▸ **RECORDS SHOWN**:

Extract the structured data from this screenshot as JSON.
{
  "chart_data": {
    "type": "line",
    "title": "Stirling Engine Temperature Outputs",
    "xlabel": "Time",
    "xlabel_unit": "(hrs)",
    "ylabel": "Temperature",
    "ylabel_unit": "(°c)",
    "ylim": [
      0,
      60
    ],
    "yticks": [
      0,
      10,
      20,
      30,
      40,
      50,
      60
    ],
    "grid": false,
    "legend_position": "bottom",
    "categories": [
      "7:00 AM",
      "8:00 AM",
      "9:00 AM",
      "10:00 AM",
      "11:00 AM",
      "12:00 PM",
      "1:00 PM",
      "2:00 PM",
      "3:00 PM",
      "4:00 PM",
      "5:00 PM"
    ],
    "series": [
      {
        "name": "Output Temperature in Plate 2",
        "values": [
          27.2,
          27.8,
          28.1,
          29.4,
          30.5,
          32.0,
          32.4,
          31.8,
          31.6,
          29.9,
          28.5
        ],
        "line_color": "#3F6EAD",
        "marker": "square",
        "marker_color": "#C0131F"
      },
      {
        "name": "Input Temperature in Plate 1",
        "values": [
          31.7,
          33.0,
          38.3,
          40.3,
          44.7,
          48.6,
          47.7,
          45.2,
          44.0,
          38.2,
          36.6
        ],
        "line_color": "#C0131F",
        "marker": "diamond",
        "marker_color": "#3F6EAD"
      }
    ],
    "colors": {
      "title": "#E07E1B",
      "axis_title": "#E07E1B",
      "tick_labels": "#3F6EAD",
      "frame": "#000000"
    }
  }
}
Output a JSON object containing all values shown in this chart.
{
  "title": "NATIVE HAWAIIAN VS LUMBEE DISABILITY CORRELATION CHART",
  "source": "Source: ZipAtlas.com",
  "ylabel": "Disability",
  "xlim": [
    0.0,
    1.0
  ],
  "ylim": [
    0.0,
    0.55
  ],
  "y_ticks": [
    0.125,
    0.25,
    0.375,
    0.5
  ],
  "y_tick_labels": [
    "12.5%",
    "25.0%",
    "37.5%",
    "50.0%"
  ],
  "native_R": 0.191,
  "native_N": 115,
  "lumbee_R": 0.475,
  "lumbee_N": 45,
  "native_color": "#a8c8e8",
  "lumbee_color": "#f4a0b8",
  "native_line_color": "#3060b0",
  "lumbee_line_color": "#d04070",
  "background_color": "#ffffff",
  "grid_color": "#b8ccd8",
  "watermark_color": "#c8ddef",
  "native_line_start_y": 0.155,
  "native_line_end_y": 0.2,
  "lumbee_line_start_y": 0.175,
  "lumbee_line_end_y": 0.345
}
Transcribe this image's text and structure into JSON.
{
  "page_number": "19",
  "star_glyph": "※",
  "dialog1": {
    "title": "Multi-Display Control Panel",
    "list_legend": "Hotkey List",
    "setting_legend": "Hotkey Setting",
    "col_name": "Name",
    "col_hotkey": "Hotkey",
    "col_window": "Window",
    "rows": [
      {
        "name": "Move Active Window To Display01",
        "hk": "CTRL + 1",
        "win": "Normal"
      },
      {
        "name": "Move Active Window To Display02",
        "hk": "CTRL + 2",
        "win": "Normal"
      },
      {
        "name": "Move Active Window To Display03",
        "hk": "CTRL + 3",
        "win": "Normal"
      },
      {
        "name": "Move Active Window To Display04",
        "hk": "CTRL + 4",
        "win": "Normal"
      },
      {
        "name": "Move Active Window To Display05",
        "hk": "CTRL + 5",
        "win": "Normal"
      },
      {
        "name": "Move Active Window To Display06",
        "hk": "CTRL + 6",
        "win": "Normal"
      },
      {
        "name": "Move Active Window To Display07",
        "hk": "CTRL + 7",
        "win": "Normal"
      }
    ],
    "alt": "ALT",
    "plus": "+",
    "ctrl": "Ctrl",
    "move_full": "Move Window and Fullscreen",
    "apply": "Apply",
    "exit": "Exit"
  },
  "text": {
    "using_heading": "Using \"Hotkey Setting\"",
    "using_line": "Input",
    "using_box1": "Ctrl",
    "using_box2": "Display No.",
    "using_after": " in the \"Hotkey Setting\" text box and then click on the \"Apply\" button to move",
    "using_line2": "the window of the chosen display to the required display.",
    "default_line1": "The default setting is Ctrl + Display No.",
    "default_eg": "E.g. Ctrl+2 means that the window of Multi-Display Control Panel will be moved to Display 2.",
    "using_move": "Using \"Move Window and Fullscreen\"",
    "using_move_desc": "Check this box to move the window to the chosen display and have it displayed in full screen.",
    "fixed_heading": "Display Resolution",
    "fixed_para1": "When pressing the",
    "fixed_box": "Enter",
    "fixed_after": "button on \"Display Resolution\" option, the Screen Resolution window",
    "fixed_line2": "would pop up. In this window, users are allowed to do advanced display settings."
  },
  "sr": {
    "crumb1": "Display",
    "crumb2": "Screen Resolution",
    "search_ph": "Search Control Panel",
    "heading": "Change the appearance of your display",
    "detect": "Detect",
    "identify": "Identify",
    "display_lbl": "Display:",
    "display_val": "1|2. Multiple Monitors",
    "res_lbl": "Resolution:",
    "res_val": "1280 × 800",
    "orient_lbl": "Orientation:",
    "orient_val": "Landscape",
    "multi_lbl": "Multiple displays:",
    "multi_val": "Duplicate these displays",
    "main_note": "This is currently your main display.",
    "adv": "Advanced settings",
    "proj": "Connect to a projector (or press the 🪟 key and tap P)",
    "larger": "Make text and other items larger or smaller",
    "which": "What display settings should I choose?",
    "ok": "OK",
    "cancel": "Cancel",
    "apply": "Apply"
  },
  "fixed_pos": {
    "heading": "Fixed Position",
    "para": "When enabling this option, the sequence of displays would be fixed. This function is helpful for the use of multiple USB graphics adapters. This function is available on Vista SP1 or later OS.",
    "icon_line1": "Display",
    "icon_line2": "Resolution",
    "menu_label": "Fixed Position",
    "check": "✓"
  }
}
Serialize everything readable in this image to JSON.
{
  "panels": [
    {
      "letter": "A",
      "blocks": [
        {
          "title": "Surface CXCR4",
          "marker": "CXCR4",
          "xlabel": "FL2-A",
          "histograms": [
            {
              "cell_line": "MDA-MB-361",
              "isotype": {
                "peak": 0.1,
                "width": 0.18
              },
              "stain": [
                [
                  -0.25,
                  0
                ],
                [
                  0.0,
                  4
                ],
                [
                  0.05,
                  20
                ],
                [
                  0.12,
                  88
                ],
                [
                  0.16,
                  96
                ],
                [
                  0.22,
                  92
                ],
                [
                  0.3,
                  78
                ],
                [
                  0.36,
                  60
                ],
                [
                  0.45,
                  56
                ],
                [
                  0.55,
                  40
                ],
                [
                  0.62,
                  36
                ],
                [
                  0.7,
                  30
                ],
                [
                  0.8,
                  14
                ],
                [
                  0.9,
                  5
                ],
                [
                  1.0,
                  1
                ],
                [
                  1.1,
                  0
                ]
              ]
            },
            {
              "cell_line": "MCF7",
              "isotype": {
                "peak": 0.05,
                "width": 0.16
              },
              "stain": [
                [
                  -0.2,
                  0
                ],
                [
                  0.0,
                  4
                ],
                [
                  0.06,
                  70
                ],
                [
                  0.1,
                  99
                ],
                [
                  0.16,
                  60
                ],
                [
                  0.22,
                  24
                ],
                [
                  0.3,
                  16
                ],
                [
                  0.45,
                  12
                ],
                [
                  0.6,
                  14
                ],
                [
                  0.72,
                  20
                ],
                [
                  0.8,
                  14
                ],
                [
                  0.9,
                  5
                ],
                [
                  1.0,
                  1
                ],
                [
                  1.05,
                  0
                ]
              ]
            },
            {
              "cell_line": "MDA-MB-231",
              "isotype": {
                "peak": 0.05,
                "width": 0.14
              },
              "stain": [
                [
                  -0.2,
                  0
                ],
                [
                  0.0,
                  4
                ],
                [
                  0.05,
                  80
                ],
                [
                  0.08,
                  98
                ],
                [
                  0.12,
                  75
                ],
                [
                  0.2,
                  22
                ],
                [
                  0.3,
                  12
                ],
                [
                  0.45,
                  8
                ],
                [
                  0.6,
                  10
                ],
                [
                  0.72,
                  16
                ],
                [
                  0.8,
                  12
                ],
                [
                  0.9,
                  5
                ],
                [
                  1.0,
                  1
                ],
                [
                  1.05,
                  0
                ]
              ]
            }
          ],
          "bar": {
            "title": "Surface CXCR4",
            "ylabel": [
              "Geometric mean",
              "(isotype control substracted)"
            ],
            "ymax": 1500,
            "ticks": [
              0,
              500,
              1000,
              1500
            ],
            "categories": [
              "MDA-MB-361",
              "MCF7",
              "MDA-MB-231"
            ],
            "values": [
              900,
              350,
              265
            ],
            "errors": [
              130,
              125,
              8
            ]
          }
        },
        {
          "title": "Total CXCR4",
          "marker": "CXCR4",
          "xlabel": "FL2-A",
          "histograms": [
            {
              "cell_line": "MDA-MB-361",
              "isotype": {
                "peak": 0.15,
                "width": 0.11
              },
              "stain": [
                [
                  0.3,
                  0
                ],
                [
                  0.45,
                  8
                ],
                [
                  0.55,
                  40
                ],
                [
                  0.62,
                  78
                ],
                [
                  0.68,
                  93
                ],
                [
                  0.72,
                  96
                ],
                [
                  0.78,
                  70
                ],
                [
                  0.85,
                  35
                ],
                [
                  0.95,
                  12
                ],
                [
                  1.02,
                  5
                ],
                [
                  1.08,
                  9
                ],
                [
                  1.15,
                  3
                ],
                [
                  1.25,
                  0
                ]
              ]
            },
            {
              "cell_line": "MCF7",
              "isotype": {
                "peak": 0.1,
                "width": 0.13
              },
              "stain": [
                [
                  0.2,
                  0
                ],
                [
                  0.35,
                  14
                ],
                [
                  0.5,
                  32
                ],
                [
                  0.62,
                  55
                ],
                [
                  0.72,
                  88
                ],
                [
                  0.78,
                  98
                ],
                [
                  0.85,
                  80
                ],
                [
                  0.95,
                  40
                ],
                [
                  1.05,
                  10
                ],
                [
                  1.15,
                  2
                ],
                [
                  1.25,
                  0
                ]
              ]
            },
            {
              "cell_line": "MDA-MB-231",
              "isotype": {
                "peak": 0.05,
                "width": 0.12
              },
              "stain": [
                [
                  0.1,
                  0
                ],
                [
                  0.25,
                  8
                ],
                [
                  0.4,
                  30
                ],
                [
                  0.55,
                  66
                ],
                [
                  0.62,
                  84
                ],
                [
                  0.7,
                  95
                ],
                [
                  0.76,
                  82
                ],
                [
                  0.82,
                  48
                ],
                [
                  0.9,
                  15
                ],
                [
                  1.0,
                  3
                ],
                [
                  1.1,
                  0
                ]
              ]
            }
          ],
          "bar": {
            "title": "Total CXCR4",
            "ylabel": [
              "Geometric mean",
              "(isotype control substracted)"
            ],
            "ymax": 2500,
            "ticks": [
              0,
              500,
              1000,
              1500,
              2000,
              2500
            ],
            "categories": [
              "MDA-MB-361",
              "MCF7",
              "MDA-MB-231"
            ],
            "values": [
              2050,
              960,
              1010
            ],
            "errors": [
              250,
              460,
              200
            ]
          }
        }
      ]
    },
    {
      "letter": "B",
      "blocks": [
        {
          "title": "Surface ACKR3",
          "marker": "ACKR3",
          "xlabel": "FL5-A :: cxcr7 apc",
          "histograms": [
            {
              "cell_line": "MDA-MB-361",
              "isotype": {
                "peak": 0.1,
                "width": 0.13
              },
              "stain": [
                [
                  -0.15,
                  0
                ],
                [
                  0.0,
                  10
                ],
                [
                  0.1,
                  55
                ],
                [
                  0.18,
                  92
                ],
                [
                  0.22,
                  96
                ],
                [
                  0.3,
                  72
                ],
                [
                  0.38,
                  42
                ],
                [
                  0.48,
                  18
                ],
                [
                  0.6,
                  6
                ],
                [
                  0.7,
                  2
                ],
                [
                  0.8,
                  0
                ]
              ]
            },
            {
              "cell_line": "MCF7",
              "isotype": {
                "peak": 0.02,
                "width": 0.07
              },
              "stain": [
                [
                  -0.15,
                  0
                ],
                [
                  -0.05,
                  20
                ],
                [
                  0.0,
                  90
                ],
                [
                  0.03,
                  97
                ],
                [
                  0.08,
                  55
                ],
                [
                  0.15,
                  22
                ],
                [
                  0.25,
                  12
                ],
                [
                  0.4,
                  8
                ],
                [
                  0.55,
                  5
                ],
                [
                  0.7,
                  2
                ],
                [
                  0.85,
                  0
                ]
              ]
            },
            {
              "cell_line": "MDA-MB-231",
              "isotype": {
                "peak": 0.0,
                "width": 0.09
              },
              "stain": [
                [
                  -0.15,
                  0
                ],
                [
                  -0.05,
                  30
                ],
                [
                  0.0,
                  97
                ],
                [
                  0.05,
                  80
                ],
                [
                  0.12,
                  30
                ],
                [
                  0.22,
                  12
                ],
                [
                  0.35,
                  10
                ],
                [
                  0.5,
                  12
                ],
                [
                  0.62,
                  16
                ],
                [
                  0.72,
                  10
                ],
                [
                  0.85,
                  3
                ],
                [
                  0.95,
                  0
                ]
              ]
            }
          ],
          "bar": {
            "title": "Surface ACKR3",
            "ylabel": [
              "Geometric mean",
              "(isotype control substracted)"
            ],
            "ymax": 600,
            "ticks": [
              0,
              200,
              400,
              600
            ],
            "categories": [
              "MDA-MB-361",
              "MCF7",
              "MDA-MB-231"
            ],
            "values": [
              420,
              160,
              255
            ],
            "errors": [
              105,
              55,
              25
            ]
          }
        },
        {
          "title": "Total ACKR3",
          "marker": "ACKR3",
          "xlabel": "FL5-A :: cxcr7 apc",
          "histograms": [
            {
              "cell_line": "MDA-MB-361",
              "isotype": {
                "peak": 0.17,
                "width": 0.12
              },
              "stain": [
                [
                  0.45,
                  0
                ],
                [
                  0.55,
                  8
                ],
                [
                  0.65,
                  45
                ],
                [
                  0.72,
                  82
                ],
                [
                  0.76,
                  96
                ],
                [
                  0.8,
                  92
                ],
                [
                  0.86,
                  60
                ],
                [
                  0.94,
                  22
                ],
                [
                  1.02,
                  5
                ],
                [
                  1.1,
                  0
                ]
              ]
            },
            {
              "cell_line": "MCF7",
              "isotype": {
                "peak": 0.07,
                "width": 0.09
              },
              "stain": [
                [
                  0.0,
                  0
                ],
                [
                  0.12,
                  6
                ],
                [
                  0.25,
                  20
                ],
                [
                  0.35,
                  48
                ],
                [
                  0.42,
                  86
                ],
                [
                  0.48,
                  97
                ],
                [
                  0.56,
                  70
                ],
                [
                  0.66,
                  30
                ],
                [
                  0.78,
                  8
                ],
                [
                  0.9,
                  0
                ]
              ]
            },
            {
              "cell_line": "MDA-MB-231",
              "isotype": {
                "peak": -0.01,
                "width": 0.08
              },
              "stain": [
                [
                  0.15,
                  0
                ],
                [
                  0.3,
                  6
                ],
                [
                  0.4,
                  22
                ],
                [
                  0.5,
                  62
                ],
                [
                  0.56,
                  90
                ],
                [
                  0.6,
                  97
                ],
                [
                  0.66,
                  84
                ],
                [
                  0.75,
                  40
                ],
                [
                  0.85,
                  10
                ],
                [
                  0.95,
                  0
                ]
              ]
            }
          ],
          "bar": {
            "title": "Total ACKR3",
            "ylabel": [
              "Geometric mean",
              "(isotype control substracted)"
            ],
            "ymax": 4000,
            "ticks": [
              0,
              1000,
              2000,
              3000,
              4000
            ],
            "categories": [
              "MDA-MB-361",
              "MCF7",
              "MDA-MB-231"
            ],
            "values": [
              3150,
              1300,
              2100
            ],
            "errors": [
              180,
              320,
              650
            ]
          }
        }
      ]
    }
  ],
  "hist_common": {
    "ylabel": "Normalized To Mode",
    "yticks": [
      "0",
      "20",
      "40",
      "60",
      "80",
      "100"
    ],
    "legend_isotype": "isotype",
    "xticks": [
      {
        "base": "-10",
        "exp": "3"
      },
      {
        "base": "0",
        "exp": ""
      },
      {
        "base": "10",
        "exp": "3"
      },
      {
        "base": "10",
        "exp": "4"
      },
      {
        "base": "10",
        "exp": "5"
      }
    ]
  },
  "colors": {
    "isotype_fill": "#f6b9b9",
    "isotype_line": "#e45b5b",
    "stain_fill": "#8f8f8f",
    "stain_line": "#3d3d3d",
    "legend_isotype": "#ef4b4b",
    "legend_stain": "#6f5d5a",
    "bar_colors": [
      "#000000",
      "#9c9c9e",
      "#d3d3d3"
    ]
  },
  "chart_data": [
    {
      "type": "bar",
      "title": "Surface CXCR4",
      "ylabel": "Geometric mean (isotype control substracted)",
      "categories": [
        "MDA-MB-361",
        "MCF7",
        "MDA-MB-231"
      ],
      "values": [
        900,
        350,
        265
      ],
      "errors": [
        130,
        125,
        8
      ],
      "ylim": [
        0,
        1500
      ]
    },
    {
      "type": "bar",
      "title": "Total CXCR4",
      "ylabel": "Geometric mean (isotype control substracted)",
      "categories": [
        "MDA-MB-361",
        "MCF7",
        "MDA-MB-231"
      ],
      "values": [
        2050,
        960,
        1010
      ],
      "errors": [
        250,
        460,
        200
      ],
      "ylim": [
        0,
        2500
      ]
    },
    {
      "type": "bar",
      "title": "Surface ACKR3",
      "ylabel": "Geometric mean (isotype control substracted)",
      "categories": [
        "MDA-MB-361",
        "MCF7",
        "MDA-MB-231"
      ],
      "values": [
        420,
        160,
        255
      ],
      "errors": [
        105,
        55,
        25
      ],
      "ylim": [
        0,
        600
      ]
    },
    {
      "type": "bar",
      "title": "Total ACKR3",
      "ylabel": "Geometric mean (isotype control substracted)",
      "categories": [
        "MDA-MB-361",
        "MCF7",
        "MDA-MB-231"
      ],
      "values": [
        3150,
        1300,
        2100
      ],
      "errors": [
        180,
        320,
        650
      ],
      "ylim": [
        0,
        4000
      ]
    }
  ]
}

▸ **YOUR GOAL**: Search the lines above for the string "text", then show every one that has it.

▸ **COMPLETED TASK**:
Transcribe this image's text and structure into JSON.
  "text": {
    "using_after": " in the \"Hotkey Setting\" text box and then click on the \"Apply\" button to move",
    "larger": "Make text and other items larger or smaller",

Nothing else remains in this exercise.